BEGIN

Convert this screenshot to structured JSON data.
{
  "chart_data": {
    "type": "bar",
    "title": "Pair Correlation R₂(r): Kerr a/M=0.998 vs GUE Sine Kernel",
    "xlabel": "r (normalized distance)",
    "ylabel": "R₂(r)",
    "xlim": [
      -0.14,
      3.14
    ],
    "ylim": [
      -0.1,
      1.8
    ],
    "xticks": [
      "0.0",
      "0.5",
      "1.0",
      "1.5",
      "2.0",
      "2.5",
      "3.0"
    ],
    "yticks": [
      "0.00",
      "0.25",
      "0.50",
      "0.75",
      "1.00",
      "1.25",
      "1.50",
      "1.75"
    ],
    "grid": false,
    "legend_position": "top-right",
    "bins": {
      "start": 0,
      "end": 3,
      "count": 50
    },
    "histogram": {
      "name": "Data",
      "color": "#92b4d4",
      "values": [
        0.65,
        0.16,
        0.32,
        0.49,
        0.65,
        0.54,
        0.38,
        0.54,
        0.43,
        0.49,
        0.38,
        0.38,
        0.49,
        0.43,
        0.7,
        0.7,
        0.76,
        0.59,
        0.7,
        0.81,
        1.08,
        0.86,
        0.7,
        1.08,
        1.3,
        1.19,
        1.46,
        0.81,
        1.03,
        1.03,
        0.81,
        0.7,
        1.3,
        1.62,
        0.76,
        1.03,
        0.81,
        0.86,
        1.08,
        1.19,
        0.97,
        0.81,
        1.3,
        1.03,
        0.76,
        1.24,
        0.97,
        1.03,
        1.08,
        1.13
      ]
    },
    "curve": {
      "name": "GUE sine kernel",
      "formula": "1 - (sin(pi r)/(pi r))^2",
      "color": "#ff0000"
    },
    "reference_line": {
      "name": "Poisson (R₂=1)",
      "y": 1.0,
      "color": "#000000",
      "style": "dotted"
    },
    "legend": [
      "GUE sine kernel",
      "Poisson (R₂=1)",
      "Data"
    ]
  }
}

END

Exercise objective ▸ Restate the data above exactly, keeping each word as it stands.

Output of the task ▸
Convert this screenshot to structured JSON data.
{
  "chart_data": {
    "type": "bar",
    "title": "Pair Correlation R₂(r): Kerr a/M=0.998 vs GUE Sine Kernel",
    "xlabel": "r (normalized distance)",
    "ylabel": "R₂(r)",
    "xlim": [
      -0.14,
      3.14
    ],
    "ylim": [
      -0.1,
      1.8
    ],
    "xticks": [
      "0.0",
      "0.5",
      "1.0",
      "1.5",
      "2.0",
      "2.5",
      "3.0"
    ],
    "yticks": [
      "0.00",
      "0.25",
      "0.50",
      "0.75",
      "1.00",
      "1.25",
      "1.50",
      "1.75"
    ],
    "grid": false,
    "legend_position": "top-right",
    "bins": {
      "start": 0,
      "end": 3,
      "count": 50
    },
    "histogram": {
      "name": "Data",
      "color": "#92b4d4",
      "values": [
        0.65,
        0.16,
        0.32,
        0.49,
        0.65,
        0.54,
        0.38,
        0.54,
        0.43,
        0.49,
        0.38,
        0.38,
        0.49,
        0.43,
        0.7,
        0.7,
        0.76,
        0.59,
        0.7,
        0.81,
        1.08,
        0.86,
        0.7,
        1.08,
        1.3,
        1.19,
        1.46,
        0.81,
        1.03,
        1.03,
        0.81,
        0.7,
        1.3,
        1.62,
        0.76,
        1.03,
        0.81,
        0.86,
        1.08,
        1.19,
        0.97,
        0.81,
        1.3,
        1.03,
        0.76,
        1.24,
        0.97,
        1.03,
        1.08,
        1.13
      ]
    },
    "curve": {
      "name": "GUE sine kernel",
      "formula": "1 - (sin(pi r)/(pi r))^2",
      "color": "#ff0000"
    },
    "reference_line": {
      "name": "Poisson (R₂=1)",
      "y": 1.0,
      "color": "#000000",
      "style": "dotted"
    },
    "legend": [
      "GUE sine kernel",
      "Poisson (R₂=1)",
      "Data"
    ]
  }
}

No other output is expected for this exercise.